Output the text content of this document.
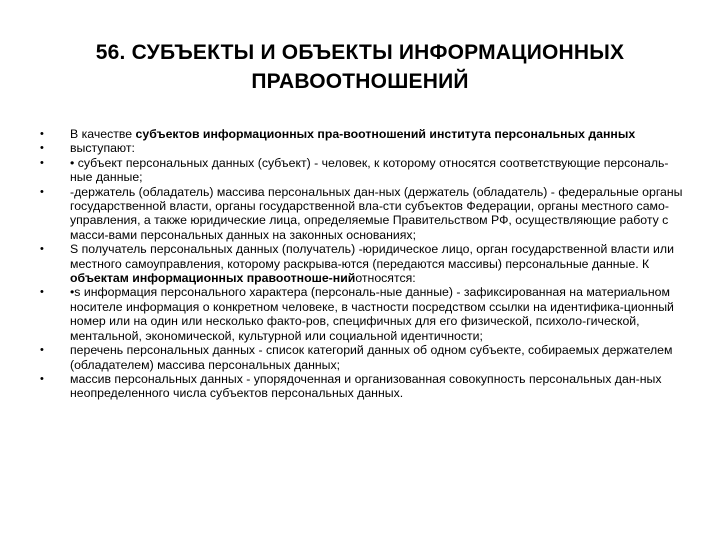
56. СУБЪЕКТЫ И ОБЪЕКТЫ ИНФОРМАЦИОННЫХ
ПРАВООТНОШЕНИЙ
•	В качестве субъектов информационных пра-воотношений института персональных данных
•	выступают:
•	• субъект персональных данных (субъект) - человек, к которому относятся соответствующие персональ-ные данные;
•	-держатель (обладатель) массива персональных дан-ных (держатель (обладатель) - федеральные органы государственной власти, органы государственной вла-сти субъектов Федерации, органы местного само-управления, а также юридические лица, определяемые Правительством РФ, осуществляющие работу с масси-вами персональных данных на законных основаниях;
•	S получатель персональных данных (получатель) -юридическое лицо, орган государственной власти или местного самоуправления, которому раскрыва-ются (передаются массивы) персональные данные. К объектам информационных правоотноше-нийотносятся:
•	•s информация персонального характера (персональ-ные данные) - зафиксированная на материальном носителе информация о конкретном человеке, в частности посредством ссылки на идентифика-ционный номер или на один или несколько факто-ров, специфичных для его физической, психоло-гической, ментальной, экономической, культурной или социальной идентичности;
•	перечень персональных данных - список категорий данных об одном субъекте, собираемых держателем (обладателем) массива персональных данных;
•	массив персональных данных - упорядоченная и организованная совокупность персональных дан-ных неопределенного числа субъектов персональных данных.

Objective: In your copy of the records, include no pictures; repeat everything else exactly.

Correct output:
Output the text content of this document.
56. СУБЪЕКТЫ И ОБЪЕКТЫ ИНФОРМАЦИОННЫХ
ПРАВООТНОШЕНИЙ
•	В качестве субъектов информационных пра-воотношений института персональных данных
•	выступают:
•	• субъект персональных данных (субъект) - человек, к которому относятся соответствующие персональ-ные данные;
•	-держатель (обладатель) массива персональных дан-ных (держатель (обладатель) - федеральные органы государственной власти, органы государственной вла-сти субъектов Федерации, органы местного само-управления, а также юридические лица, определяемые Правительством РФ, осуществляющие работу с масси-вами персональных данных на законных основаниях;
•	S получатель персональных данных (получатель) -юридическое лицо, орган государственной власти или местного самоуправления, которому раскрыва-ются (передаются массивы) персональные данные. К объектам информационных правоотноше-нийотносятся:
•	•s информация персонального характера (персональ-ные данные) - зафиксированная на материальном носителе информация о конкретном человеке, в частности посредством ссылки на идентифика-ционный номер или на один или несколько факто-ров, специфичных для его физической, психоло-гической, ментальной, экономической, культурной или социальной идентичности;
•	перечень персональных данных - список категорий данных об одном субъекте, собираемых держателем (обладателем) массива персональных данных;
•	массив персональных данных - упорядоченная и организованная совокупность персональных дан-ных неопределенного числа субъектов персональных данных.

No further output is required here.